Read the data and repeat all of it exactly.

#### [Information provided]
______
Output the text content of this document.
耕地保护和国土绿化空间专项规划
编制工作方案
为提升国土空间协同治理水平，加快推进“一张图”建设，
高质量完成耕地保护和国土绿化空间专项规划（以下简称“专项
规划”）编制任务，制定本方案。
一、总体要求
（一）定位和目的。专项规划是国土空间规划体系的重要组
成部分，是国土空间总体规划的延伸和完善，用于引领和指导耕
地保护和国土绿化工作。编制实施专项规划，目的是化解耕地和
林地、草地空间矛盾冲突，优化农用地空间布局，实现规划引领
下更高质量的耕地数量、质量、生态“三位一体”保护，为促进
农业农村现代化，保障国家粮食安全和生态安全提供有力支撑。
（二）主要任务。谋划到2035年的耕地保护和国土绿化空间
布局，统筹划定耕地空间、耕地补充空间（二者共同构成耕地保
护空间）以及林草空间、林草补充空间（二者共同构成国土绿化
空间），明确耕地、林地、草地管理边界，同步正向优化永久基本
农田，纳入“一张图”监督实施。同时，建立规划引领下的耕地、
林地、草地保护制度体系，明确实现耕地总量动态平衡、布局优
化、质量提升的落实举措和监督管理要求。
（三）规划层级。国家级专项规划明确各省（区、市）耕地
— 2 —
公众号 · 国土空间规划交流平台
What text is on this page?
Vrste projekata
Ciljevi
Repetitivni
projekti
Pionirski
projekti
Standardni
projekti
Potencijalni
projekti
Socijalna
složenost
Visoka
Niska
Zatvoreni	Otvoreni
______
#### [Response to the task]
Output the text content of this document.
耕地保护和国土绿化空间专项规划
编制工作方案
为提升国土空间协同治理水平，加快推进“一张图”建设，
高质量完成耕地保护和国土绿化空间专项规划（以下简称“专项
规划”）编制任务，制定本方案。
一、总体要求
（一）定位和目的。专项规划是国土空间规划体系的重要组
成部分，是国土空间总体规划的延伸和完善，用于引领和指导耕
地保护和国土绿化工作。编制实施专项规划，目的是化解耕地和
林地、草地空间矛盾冲突，优化农用地空间布局，实现规划引领
下更高质量的耕地数量、质量、生态“三位一体”保护，为促进
农业农村现代化，保障国家粮食安全和生态安全提供有力支撑。
（二）主要任务。谋划到2035年的耕地保护和国土绿化空间
布局，统筹划定耕地空间、耕地补充空间（二者共同构成耕地保
护空间）以及林草空间、林草补充空间（二者共同构成国土绿化
空间），明确耕地、林地、草地管理边界，同步正向优化永久基本
农田，纳入“一张图”监督实施。同时，建立规划引领下的耕地、
林地、草地保护制度体系，明确实现耕地总量动态平衡、布局优
化、质量提升的落实举措和监督管理要求。
（三）规划层级。国家级专项规划明确各省（区、市）耕地
— 2 —
公众号 · 国土空间规划交流平台
What text is on this page?
Vrste projekata
Ciljevi
Repetitivni
projekti
Pionirski
projekti
Standardni
projekti
Potencijalni
projekti
Socijalna
složenost
Visoka
Niska
Zatvoreni	Otvoreni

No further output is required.